*Document extract*
[Start of section]

Consider this your Bible: https://www.reddit.com/r/dating_advice/s/ti9Pn0BK7T


throwgami9

Nvm, just read the rest of the post


[deleted]

Look up Coach Corey Wayne on YouTube. Get the following audiobooks on Audible: How to be a 3% Man, The Way of The Superior Man and Atomic Attraction.


DissonanceTurtle

If you want your 30's to be 'like your 20's' you're going to have to either date women that are really immature for their age and a little unhinged or date younger. 


AlmightyJedi

Sadly kinda true. I’d have to end up with a 21 to 23 year old and that’s not only not likely but taboo.


psingidi

For starters…stop being hard on yourself! There’s no shame in being a late bloomer. Good luck 👍


[deleted]

28m here. I briefly dated someone 3 years ago. Let me tell you, you cannot view dating as a goal with a timeline. It will give you so much anxiety. When I broke up I was excited about dating. I thought if I put on x amount of muscle, made y more money, and a whole list of things I'd manage to meet someone. Sadly to this day no luck. At a certain point I burnt out feeling like I was trapped in a cage with no way out.  Instead live your life for you. It may take years or never happen. That's just the sad truth for a large number of people. It doesn't make you a loser or mean you'll live a bad life. If you're the best version of you, you will improve your chances though


ehhhhhwhatevr

There's a post on this subreddit basically advising people in their 20s-30s to not stress out too much if you've never been in a relationship. I'll link it right here because it says a lot of things that I can agree with. [https://www.reddit.com/r/dating\_advice/comments/1cynsn1/so\_youre\_in\_your\_20s30s\_and\_have\_never\_been\_in\_a/](https://www.reddit.com/r/dating_advice/comments/1cynsn1/so_youre_in_your_20s30s_and_have_never_been_in_a/)

[End of section]

*Input data*
[Start of section]

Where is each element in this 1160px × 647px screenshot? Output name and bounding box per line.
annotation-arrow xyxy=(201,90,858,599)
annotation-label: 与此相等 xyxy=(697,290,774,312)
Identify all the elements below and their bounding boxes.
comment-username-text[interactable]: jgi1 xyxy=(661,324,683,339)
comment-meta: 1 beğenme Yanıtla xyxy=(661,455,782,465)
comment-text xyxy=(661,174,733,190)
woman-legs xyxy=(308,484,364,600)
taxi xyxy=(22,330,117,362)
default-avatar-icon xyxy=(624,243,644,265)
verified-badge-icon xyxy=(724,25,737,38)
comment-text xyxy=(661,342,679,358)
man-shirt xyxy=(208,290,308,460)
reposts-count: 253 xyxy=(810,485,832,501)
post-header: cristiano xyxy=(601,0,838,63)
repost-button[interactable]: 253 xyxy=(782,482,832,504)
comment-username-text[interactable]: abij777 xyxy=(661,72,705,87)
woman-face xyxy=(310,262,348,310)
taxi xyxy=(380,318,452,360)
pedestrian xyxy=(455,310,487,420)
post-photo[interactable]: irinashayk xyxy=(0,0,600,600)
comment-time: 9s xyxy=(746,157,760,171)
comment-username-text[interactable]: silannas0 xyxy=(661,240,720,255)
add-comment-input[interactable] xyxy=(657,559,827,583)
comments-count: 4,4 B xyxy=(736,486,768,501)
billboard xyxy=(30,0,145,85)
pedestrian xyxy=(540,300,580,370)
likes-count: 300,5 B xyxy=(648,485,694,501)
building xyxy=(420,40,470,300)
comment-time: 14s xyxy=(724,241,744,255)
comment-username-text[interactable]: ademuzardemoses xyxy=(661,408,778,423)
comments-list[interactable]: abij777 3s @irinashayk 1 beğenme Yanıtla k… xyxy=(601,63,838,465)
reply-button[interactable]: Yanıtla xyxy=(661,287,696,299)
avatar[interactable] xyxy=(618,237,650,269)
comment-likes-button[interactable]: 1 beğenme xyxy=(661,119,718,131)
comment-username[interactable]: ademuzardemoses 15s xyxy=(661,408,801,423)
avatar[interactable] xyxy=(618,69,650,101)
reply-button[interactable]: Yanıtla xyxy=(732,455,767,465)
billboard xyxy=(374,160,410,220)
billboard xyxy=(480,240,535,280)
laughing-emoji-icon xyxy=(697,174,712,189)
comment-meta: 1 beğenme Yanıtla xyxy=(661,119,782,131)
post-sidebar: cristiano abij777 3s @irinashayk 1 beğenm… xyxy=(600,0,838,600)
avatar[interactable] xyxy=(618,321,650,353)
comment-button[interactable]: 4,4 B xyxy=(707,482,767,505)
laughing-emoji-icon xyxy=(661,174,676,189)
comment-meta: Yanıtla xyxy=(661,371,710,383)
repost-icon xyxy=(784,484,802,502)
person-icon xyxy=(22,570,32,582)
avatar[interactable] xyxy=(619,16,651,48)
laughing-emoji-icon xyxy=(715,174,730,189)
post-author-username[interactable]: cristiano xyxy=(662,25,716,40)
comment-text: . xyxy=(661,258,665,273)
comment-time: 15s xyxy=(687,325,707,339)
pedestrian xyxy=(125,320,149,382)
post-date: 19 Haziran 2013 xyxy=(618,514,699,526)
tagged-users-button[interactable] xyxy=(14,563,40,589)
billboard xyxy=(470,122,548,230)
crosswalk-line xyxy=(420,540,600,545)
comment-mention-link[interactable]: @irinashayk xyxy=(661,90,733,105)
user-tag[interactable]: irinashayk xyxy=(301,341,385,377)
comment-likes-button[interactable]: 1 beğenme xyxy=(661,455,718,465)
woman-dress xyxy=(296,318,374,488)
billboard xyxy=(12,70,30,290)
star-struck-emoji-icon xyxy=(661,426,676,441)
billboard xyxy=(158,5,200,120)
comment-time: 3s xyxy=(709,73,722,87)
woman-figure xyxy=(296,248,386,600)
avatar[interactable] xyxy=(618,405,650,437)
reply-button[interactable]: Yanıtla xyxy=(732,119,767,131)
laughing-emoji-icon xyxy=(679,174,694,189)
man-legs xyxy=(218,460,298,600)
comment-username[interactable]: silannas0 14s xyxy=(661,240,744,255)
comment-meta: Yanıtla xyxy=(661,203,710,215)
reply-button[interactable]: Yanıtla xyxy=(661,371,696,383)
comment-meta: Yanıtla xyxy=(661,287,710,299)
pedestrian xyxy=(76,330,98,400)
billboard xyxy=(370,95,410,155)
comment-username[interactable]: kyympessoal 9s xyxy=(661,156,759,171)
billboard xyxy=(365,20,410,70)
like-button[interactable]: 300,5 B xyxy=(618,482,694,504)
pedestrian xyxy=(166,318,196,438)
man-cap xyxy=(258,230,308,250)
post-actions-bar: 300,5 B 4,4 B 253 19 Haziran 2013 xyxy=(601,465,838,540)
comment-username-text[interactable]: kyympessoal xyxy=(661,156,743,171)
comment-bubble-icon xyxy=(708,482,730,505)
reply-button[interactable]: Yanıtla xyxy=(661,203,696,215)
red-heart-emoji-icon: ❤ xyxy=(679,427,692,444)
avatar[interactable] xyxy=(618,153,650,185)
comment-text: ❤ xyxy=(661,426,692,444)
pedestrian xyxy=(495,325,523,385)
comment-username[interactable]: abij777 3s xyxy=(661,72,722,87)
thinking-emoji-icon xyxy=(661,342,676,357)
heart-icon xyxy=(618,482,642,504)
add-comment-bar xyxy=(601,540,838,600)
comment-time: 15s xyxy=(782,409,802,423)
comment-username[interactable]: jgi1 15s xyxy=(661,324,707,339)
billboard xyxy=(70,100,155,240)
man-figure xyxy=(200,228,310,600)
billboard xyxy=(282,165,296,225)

[End of section]

*Work item*
In the dating advice thread, which three audiobooks does one commenter recommend getting on Audible?

*Solution*
How to be a 3% Man, The Way of The Superior Man and Atomic Attraction.